> **AVAILABLE RECORDS**:
- - - - -
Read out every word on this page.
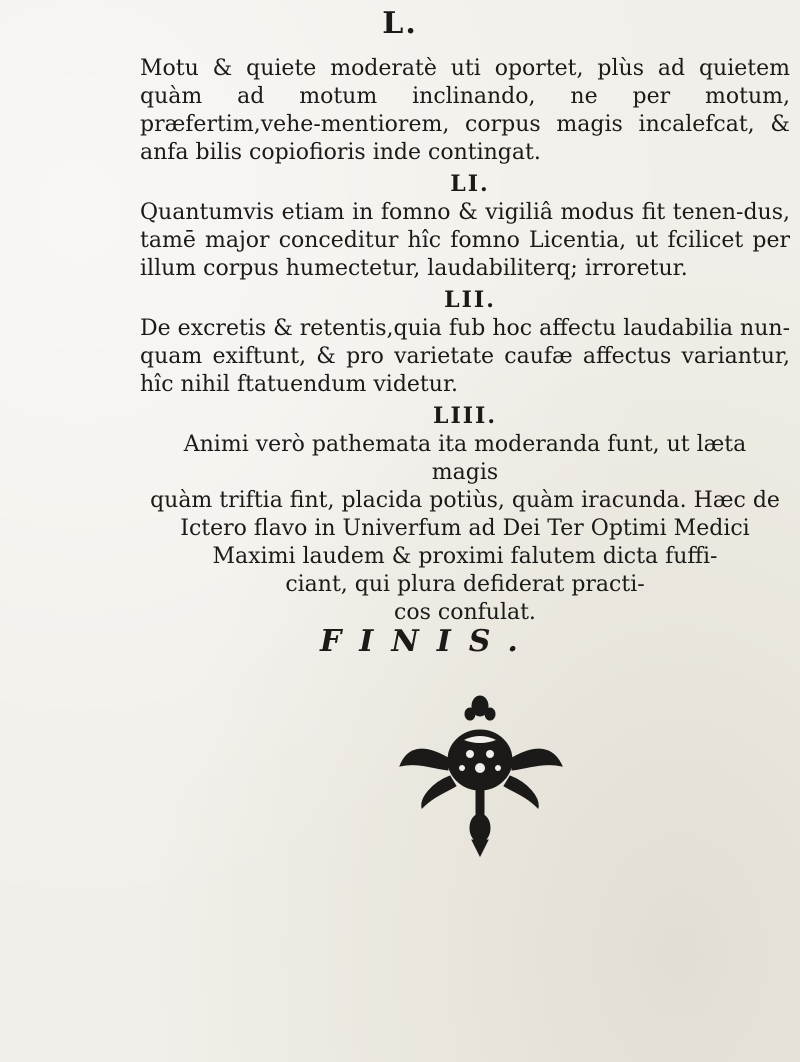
L.

Motu & quiete moderatè uti oportet, plùs ad quietem quàm ad motum inclinando, ne per motum, præfertim,vehe-mentiorem, corpus magis incalefcat, & anfa bilis copiofioris inde contingat.

LI.

Quantumvis etiam in fomno & vigiliâ modus fit tenen-dus, tamē major conceditur hîc fomno Licentia, ut fcilicet per illum corpus humectetur, laudabiliterq; irroretur.

LII.

De excretis & retentis,quia fub hoc affectu laudabilia nun-quam exiftunt, & pro varietate caufæ affectus variantur, hîc nihil ftatuendum videtur.

LIII.

Animi verò pathemata ita moderanda funt, ut læta magis
quàm triftia fint, placida potiùs, quàm iracunda. Hæc de
Ictero flavo in Univerfum ad Dei Ter Optimi Medici
Maximi laudem & proximi falutem dicta fuffi-
ciant, qui plura defiderat practi-
cos confulat.

FINIS.
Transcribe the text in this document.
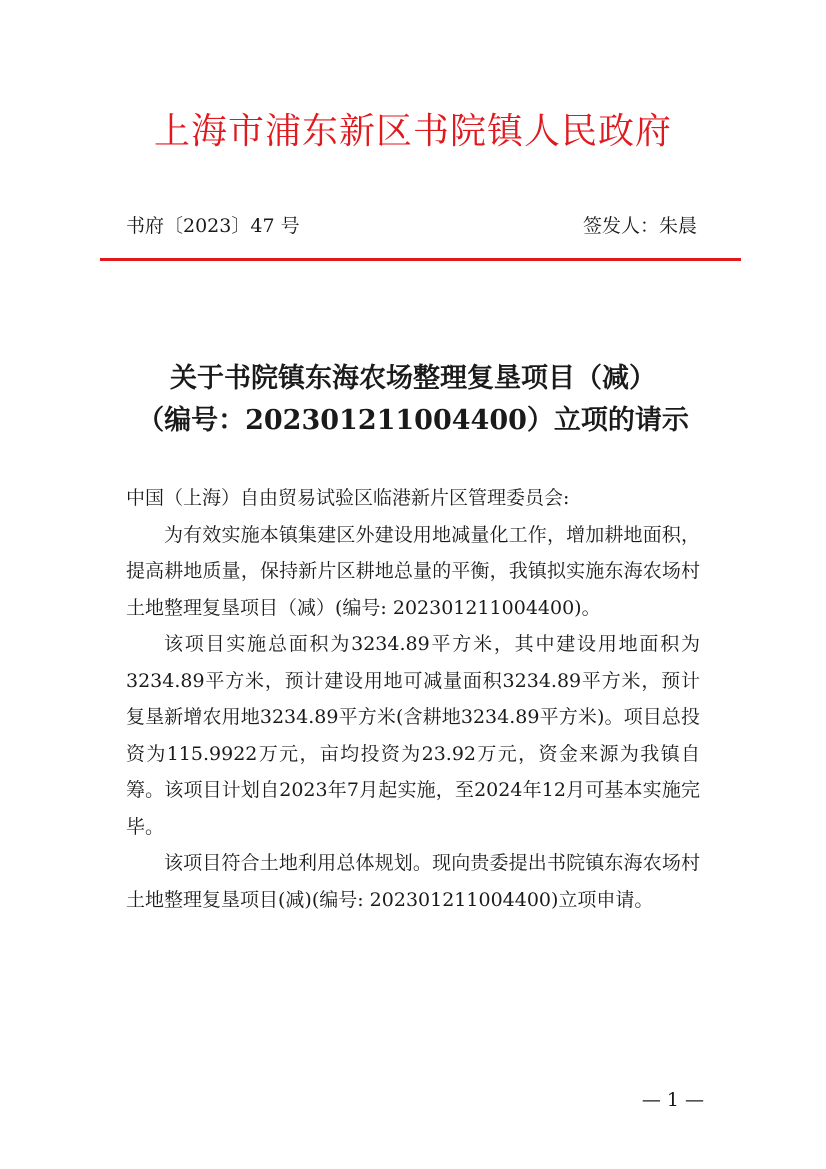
上海市浦东新区书院镇人民政府
书府〔2023〕47 号	签发人：朱晨
关于书院镇东海农场整理复垦项目（减）
（编号：202301211004400）立项的请示

中国（上海）自由贸易试验区临港新片区管理委员会:

为有效实施本镇集建区外建设用地减量化工作，增加耕地面积，提高耕地质量，保持新片区耕地总量的平衡，我镇拟实施东海农场村土地整理复垦项目（减）(编号: 202301211004400)。

该项目实施总面积为3234.89平方米，其中建设用地面积为3234.89平方米，预计建设用地可减量面积3234.89平方米，预计复垦新增农用地3234.89平方米(含耕地3234.89平方米)。项目总投资为115.9922万元，亩均投资为23.92万元，资金来源为我镇自筹。该项目计划自2023年7月起实施，至2024年12月可基本实施完毕。

该项目符合土地利用总体规划。现向贵委提出书院镇东海农场村土地整理复垦项目(减)(编号: 202301211004400)立项申请。

— 1 —
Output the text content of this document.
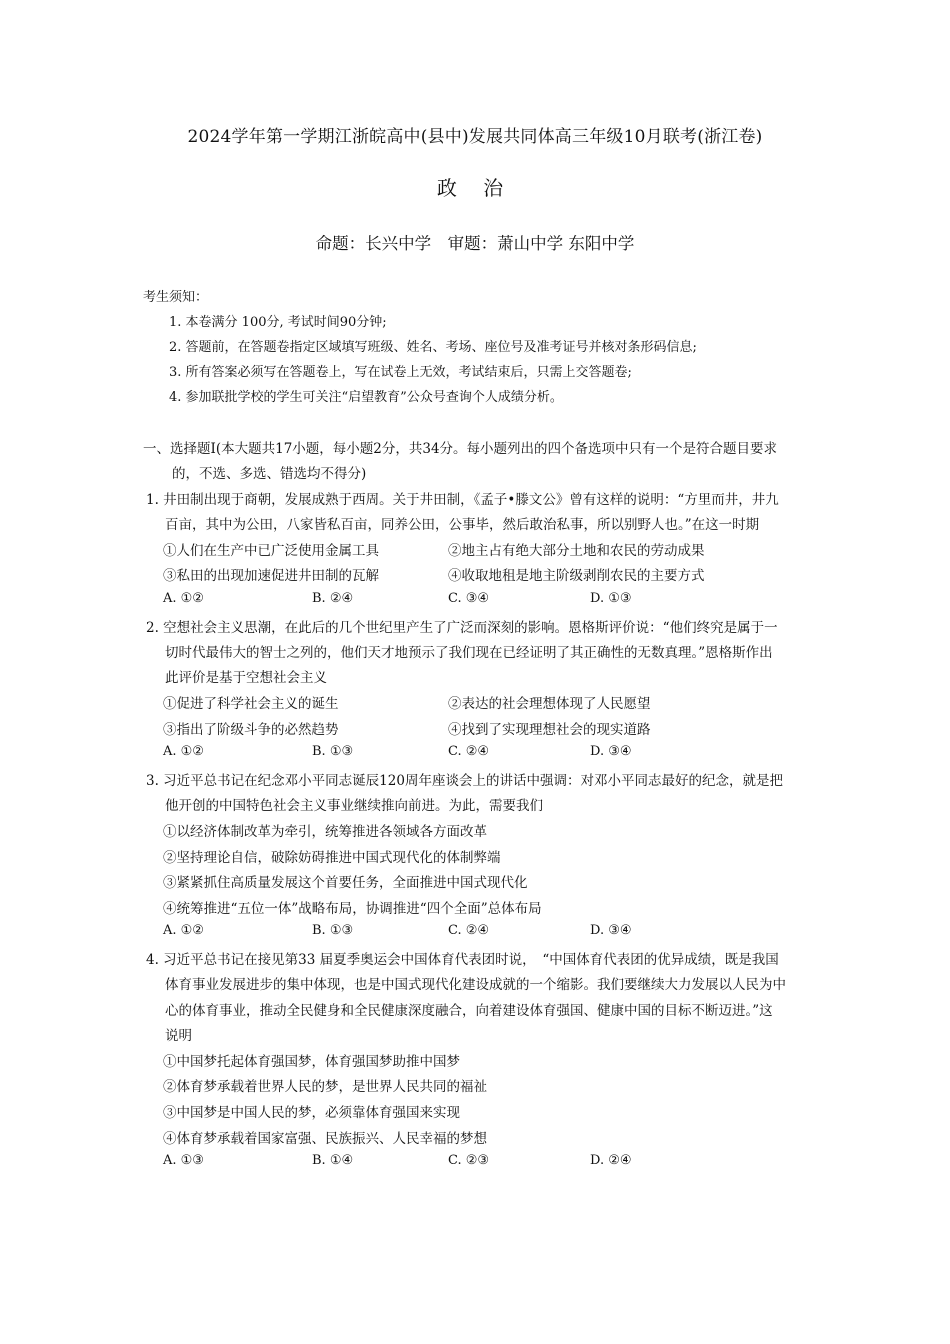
2024学年第一学期江浙皖高中(县中)发展共同体高三年级10月联考(浙江卷)
政 治
命题：长兴中学　审题：萧山中学 东阳中学
考生须知：
1. 本卷满分 100分, 考试时间90分钟;
2. 答题前，在答题卷指定区域填写班级、姓名、考场、座位号及准考证号并核对条形码信息;
3. 所有答案必须写在答题卷上，写在试卷上无效，考试结束后，只需上交答题卷;
4. 参加联批学校的学生可关注“启望教育”公众号查询个人成绩分析。
一、选择题Ⅰ(本大题共17小题，每小题2分，共34分。每小题列出的四个备选项中只有一个是符合题目要求
的，不选、多选、错选均不得分)
1. 井田制出现于商朝，发展成熟于西周。关于井田制，《孟子•滕文公》曾有这样的说明：“方里而井，井九
百亩，其中为公田，八家皆私百亩，同养公田，公事毕，然后敢治私事，所以别野人也。”在这一时期
①人们在生产中已广泛使用金属工具	②地主占有绝大部分土地和农民的劳动成果
③私田的出现加速促进井田制的瓦解	④收取地租是地主阶级剥削农民的主要方式
A. ①②	B. ②④	C. ③④	D. ①③
2. 空想社会主义思潮，在此后的几个世纪里产生了广泛而深刻的影响。恩格斯评价说：“他们终究是属于一
切时代最伟大的智士之列的，他们天才地预示了我们现在已经证明了其正确性的无数真理。”恩格斯作出
此评价是基于空想社会主义
①促进了科学社会主义的诞生	②表达的社会理想体现了人民愿望
③指出了阶级斗争的必然趋势	④找到了实现理想社会的现实道路
A. ①②	B. ①③	C. ②④	D. ③④
3. 习近平总书记在纪念邓小平同志诞辰120周年座谈会上的讲话中强调：对邓小平同志最好的纪念，就是把
他开创的中国特色社会主义事业继续推向前进。为此，需要我们
①以经济体制改革为牵引，统筹推进各领域各方面改革
②坚持理论自信，破除妨碍推进中国式现代化的体制弊端
③紧紧抓住高质量发展这个首要任务，全面推进中国式现代化
④统筹推进“五位一体”战略布局，协调推进“四个全面”总体布局
A. ①②	B. ①③	C. ②④	D. ③④
4. 习近平总书记在接见第33 届夏季奥运会中国体育代表团时说，　“中国体育代表团的优异成绩，既是我国
体育事业发展进步的集中体现，也是中国式现代化建设成就的一个缩影。我们要继续大力发展以人民为中
心的体育事业，推动全民健身和全民健康深度融合，向着建设体育强国、健康中国的目标不断迈进。”这
说明
①中国梦托起体育强国梦，体育强国梦助推中国梦
②体育梦承载着世界人民的梦，是世界人民共同的福祉
③中国梦是中国人民的梦，必须靠体育强国来实现
④体育梦承载着国家富强、民族振兴、人民幸福的梦想
A. ①③	B. ①④	C. ②③	D. ②④
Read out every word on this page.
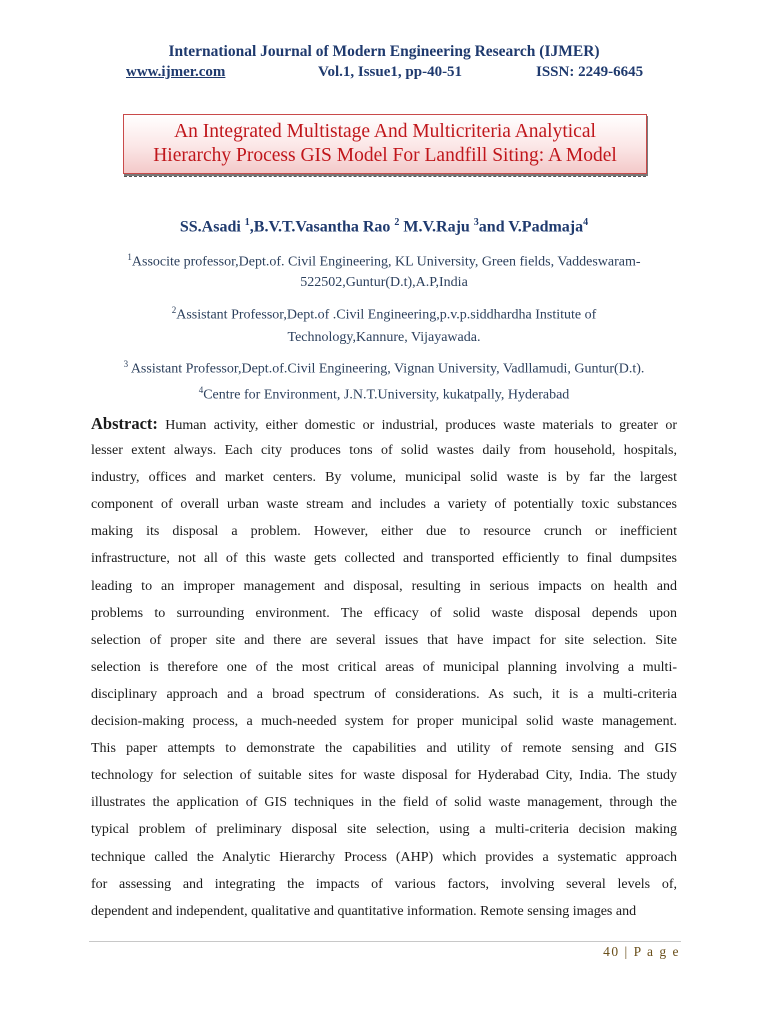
International Journal of Modern Engineering Research (IJMER)
www.ijmer.com	Vol.1, Issue1, pp-40-51	ISSN: 2249-6645
An Integrated Multistage And Multicriteria Analytical
Hierarchy Process GIS Model For Landfill Siting: A Model
SS.Asadi $^1$,B.V.T.Vasantha Rao $^2$ M.V.Raju $^3$and V.Padmaja$^4$
$^1$Associte professor,Dept.of. Civil Engineering, KL University, Green fields, Vaddeswaram-
522502,Guntur(D.t),A.P,India
$^2$Assistant Professor,Dept.of .Civil Engineering,p.v.p.siddhardha Institute of
Technology,Kannure, Vijayawada.
$^3$ Assistant Professor,Dept.of.Civil Engineering, Vignan University, Vadllamudi, Guntur(D.t).
$^4$Centre for Environment, J.N.T.University, kukatpally, Hyderabad
Abstract: Human activity, either domestic or industrial, produces waste materials to greater or
lesser extent always. Each city produces tons of solid wastes daily from household, hospitals,
industry, offices and market centers. By volume, municipal solid waste is by far the largest
component of overall urban waste stream and includes a variety of potentially toxic substances
making its disposal a problem. However, either due to resource crunch or inefficient
infrastructure, not all of this waste gets collected and transported efficiently to final dumpsites
leading to an improper management and disposal, resulting in serious impacts on health and
problems to surrounding environment. The efficacy of solid waste disposal depends upon
selection of proper site and there are several issues that have impact for site selection. Site
selection is therefore one of the most critical areas of municipal planning involving a multi-
disciplinary approach and a broad spectrum of considerations. As such, it is a multi-criteria
decision-making process, a much-needed system for proper municipal solid waste management.
This paper attempts to demonstrate the capabilities and utility of remote sensing and GIS
technology for selection of suitable sites for waste disposal for Hyderabad City, India. The study
illustrates the application of GIS techniques in the field of solid waste management, through the
typical problem of preliminary disposal site selection, using a multi-criteria decision making
technique called the Analytic Hierarchy Process (AHP) which provides a systematic approach
for assessing and integrating the impacts of various factors, involving several levels of,
dependent and independent, qualitative and quantitative information. Remote sensing images and
40 | P a g e
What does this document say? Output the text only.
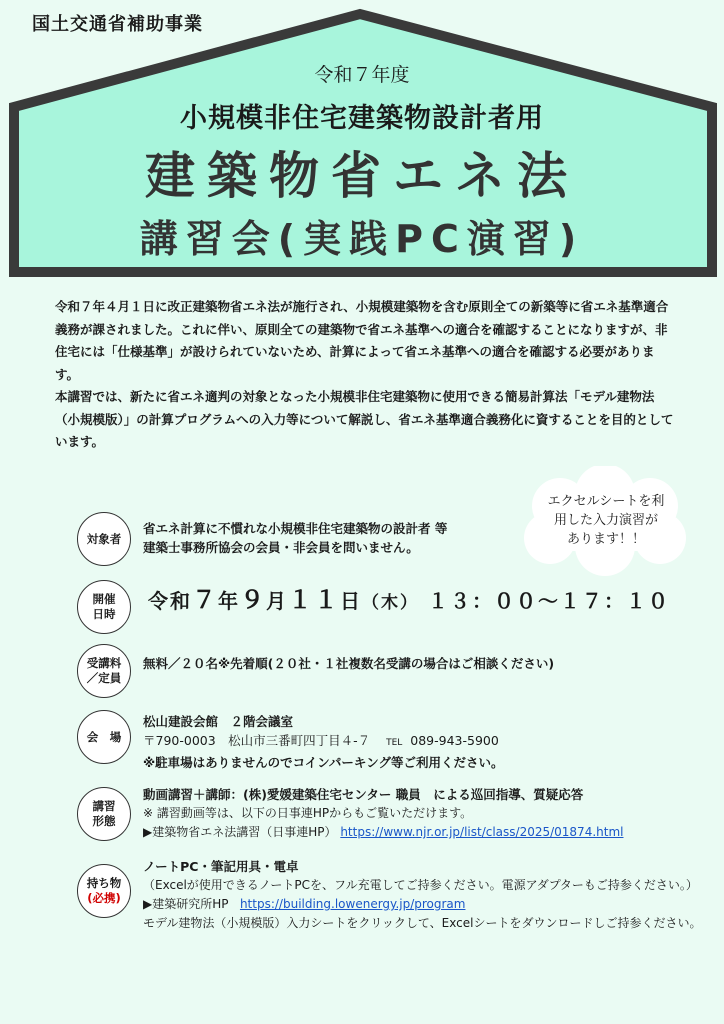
国土交通省補助事業
令和７年度
小規模非住宅建築物設計者用
建築物省エネ法
講習会(実践PC演習)

令和７年４月１日に改正建築物省エネ法が施行され、小規模建築物を含む原則全ての新築等に省エネ基準適合義務が課されました。これに伴い、原則全ての建築物で省エネ基準への適合を確認することになりますが、非住宅には「仕様基準」が設けられていないため、計算によって省エネ基準への適合を確認する必要があります。

本講習では、新たに省エネ適判の対象となった小規模非住宅建築物に使用できる簡易計算法「モデル建物法（小規模版）」の計算プログラムへの入力等について解説し、省エネ基準適合義務化に資することを目的としています。

エクセルシートを利
用した入力演習が
あります！！
対象者
省エネ計算に不慣れな小規模非住宅建築物の設計者 等
建築士事務所協会の会員・非会員を問いません。
開催
日時
令和７年９月１１日（木） １３：００～１７：１０
受講料
／定員
無料／２０名※先着順(２０社・１社複数名受講の場合はご相談ください)
会　場
松山建設会館　２階会議室
〒790-0003　松山市三番町四丁目４‐７ TEL 089-943-5900
※駐車場はありませんのでコインパーキング等ご利用ください。
講習
形態
動画講習＋講師：(株)愛媛建築住宅センター 職員　による巡回指導、質疑応答
※ 講習動画等は、以下の日事連HPからもご覧いただけます。
▶建築物省エネ法講習（日事連HP） https://www.njr.or.jp/list/class/2025/01874.html
持ち物
(必携)
ノートPC・筆記用具・電卓
（Excelが使用できるノートPCを、フル充電してご持参ください。電源アダプターもご持参ください。）
▶建築研究所HP https://building.lowenergy.jp/program
モデル建物法（小規模版）入力シートをクリックして、Excelシートをダウンロードしご持参ください。
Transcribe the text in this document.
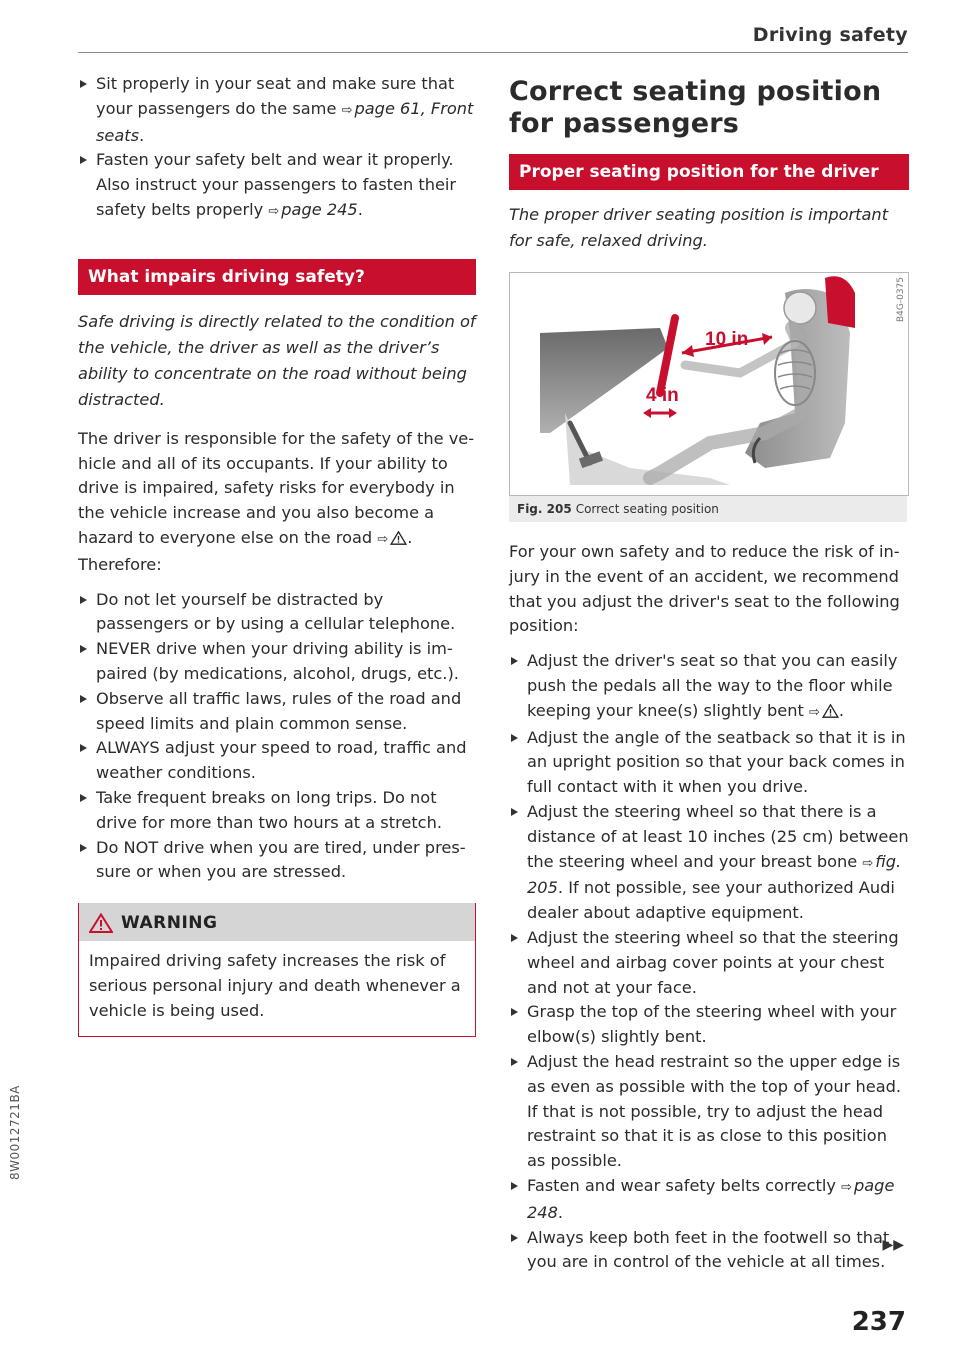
Driving safety
8W0012721BA
Sit properly in your seat and make sure that your passengers do the same ⇨ page 61, Front seats.
Fasten your safety belt and wear it properly. Also instruct your passengers to fasten their safety belts properly ⇨ page 245.
What impairs driving safety?

Safe driving is directly related to the condition of the vehicle, the driver as well as the driver’s ability to concentrate on the road without being distracted.

The driver is responsible for the safety of the vehicle and all of its occupants. If your ability to drive is impaired, safety risks for everybody in the vehicle increase and you also become a hazard to everyone else on the road ⇨ . Therefore:

Do not let yourself be distracted by passengers or by using a cellular telephone.
NEVER drive when your driving ability is impaired (by medications, alcohol, drugs, etc.).
Observe all traffic laws, rules of the road and speed limits and plain common sense.
ALWAYS adjust your speed to road, traffic and weather conditions.
Take frequent breaks on long trips. Do not drive for more than two hours at a stretch.
Do NOT drive when you are tired, under pressure or when you are stressed.
WARNING

Impaired driving safety increases the risk of serious personal injury and death whenever a vehicle is being used.

Correct seating position for passengers
Proper seating position for the driver

The proper driver seating position is important for safe, relaxed driving.

10 in
4 in
B4G-0375
Fig. 205 Correct seating position

For your own safety and to reduce the risk of injury in the event of an accident, we recommend that you adjust the driver's seat to the following position:

Adjust the driver's seat so that you can easily push the pedals all the way to the floor while keeping your knee(s) slightly bent ⇨ .
Adjust the angle of the seatback so that it is in an upright position so that your back comes in full contact with it when you drive.
Adjust the steering wheel so that there is a distance of at least 10 inches (25 cm) between the steering wheel and your breast bone ⇨ fig. 205. If not possible, see your authorized Audi dealer about adaptive equipment.
Adjust the steering wheel so that the steering wheel and airbag cover points at your chest and not at your face.
Grasp the top of the steering wheel with your elbow(s) slightly bent.
Adjust the head restraint so the upper edge is as even as possible with the top of your head. If that is not possible, try to adjust the head restraint so that it is as close to this position as possible.
Fasten and wear safety belts correctly ⇨ page 248.
Always keep both feet in the footwell so that you are in control of the vehicle at all times.
▶▶
237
- - - - -
> **PROBLEM DETAILS**: Report only the number of lines in the listing that contain the word "wear".

> **RESULT OF THIS EXERCISE**: 2